*Records*:
╔══

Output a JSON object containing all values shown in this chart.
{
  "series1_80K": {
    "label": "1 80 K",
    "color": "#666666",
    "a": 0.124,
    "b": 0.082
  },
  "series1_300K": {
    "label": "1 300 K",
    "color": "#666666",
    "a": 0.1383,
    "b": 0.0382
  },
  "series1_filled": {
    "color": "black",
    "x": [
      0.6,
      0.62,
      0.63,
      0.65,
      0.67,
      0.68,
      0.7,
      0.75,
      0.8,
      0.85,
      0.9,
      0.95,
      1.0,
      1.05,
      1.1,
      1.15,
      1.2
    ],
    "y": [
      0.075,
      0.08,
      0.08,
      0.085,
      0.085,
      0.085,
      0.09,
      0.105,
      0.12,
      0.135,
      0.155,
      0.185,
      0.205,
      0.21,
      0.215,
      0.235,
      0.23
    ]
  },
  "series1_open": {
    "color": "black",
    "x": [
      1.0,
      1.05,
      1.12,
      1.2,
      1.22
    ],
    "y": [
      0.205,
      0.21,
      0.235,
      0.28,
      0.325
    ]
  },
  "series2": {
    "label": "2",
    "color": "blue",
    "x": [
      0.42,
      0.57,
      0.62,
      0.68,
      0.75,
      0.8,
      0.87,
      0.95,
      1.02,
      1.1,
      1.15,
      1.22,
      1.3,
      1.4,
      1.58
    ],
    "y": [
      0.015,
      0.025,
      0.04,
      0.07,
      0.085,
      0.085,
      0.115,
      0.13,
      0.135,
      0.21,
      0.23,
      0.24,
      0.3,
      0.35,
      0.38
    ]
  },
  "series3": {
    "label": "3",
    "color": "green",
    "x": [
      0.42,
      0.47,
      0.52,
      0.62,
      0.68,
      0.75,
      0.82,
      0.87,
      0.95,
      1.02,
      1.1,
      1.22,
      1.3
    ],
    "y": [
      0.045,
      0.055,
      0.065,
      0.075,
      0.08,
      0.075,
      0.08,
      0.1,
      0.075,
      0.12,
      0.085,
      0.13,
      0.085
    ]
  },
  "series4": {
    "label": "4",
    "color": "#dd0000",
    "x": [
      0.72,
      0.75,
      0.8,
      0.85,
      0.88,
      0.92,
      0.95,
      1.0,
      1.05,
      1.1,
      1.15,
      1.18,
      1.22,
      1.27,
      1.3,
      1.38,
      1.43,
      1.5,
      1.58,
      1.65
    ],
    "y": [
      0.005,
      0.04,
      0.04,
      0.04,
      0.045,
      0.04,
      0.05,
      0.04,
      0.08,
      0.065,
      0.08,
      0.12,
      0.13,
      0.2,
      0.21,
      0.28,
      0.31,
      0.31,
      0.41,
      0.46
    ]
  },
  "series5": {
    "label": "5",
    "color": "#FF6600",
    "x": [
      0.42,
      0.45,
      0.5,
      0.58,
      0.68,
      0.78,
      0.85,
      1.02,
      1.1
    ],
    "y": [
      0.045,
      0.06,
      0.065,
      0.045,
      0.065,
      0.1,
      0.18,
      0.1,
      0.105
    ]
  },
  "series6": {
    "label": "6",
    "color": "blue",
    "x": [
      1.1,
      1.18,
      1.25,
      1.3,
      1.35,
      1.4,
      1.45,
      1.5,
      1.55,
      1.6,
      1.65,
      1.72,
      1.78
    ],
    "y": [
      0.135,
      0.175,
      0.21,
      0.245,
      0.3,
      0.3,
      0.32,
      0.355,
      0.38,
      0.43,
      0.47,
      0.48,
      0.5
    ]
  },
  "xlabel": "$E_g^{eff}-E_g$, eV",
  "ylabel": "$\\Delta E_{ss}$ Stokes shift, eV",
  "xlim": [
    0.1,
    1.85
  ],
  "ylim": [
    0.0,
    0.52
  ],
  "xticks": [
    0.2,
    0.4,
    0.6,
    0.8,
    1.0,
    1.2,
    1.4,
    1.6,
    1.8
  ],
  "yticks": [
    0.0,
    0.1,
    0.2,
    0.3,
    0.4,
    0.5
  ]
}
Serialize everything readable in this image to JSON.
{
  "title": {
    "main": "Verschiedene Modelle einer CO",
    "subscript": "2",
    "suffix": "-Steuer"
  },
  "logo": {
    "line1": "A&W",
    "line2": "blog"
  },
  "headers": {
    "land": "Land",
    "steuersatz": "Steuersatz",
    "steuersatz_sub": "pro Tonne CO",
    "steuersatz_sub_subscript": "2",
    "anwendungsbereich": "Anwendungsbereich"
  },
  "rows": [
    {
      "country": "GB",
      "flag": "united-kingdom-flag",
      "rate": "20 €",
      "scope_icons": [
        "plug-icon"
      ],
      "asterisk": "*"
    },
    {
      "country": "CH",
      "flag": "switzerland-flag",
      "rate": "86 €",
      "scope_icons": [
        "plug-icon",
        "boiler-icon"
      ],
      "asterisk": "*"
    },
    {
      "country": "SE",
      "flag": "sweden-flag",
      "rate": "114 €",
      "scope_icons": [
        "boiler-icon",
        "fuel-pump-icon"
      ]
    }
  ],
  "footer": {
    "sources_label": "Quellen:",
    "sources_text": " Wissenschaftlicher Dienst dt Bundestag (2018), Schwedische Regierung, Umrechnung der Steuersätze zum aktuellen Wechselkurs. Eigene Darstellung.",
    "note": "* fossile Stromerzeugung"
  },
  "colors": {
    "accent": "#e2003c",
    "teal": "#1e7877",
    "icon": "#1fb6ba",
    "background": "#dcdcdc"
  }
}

╚══

*What is required*:
From the data above, pick out each line containing "this" and copy it.

*Task response*:
Output a JSON object containing all values shown in this chart.
Serialize everything readable in this image to JSON.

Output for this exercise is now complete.